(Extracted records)
══════

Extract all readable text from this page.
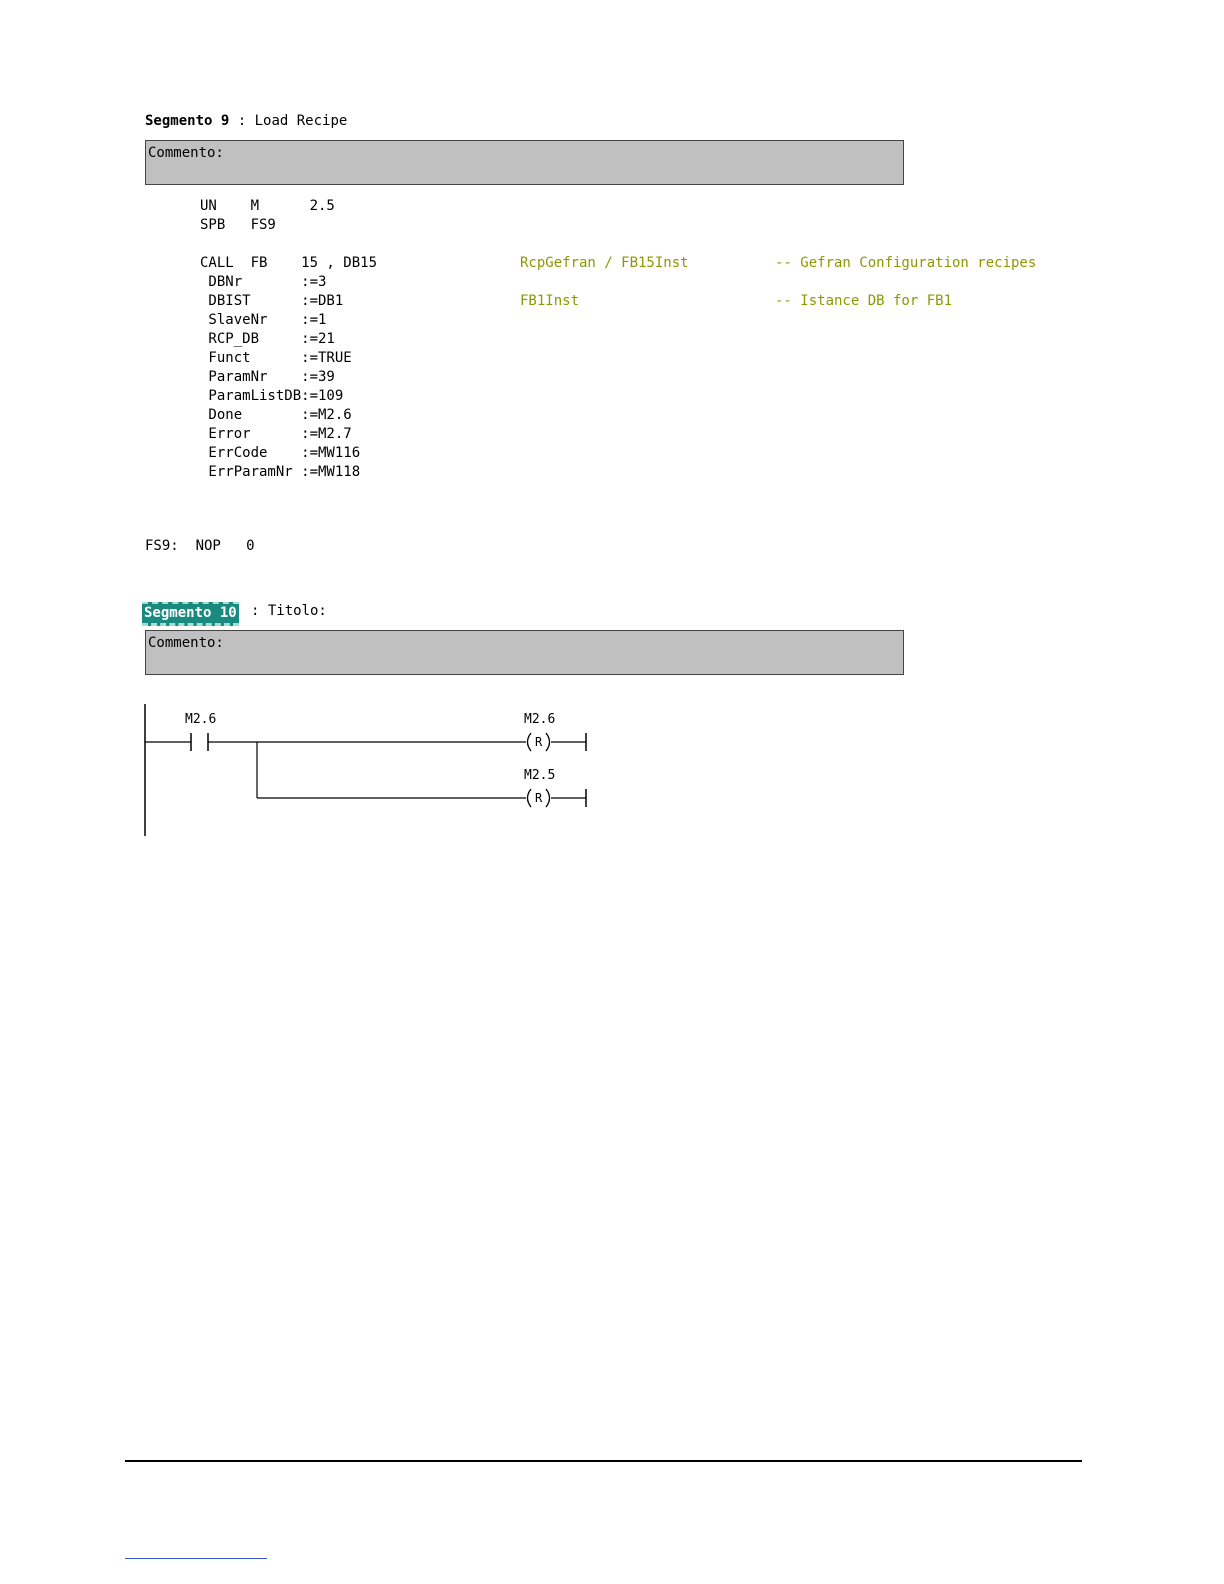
Segmento 9 : Load Recipe
Commento:
UN    M      2.5
SPB   FS9
CALL  FB    15 , DB15	RcpGefran / FB15Inst	-- Gefran Configuration recipes
DBNr       :=3
DBIST      :=DB1	FB1Inst	-- Istance DB for FB1
SlaveNr    :=1
RCP_DB     :=21
Funct      :=TRUE
ParamNr    :=39
ParamListDB:=109
Done       :=M2.6
Error      :=M2.7
ErrCode    :=MW116
ErrParamNr :=MW118
FS9:  NOP   0
Segmento 10 : Titolo:
Commento:
M2.6	M2.6
R
M2.5
R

══════

* [WHAT YOU ARE ASKED TO DO]: Find how many lines in the material hold the word "Segmento" and state that number alone.

* [RESPONSE TO THIS TASK]: 2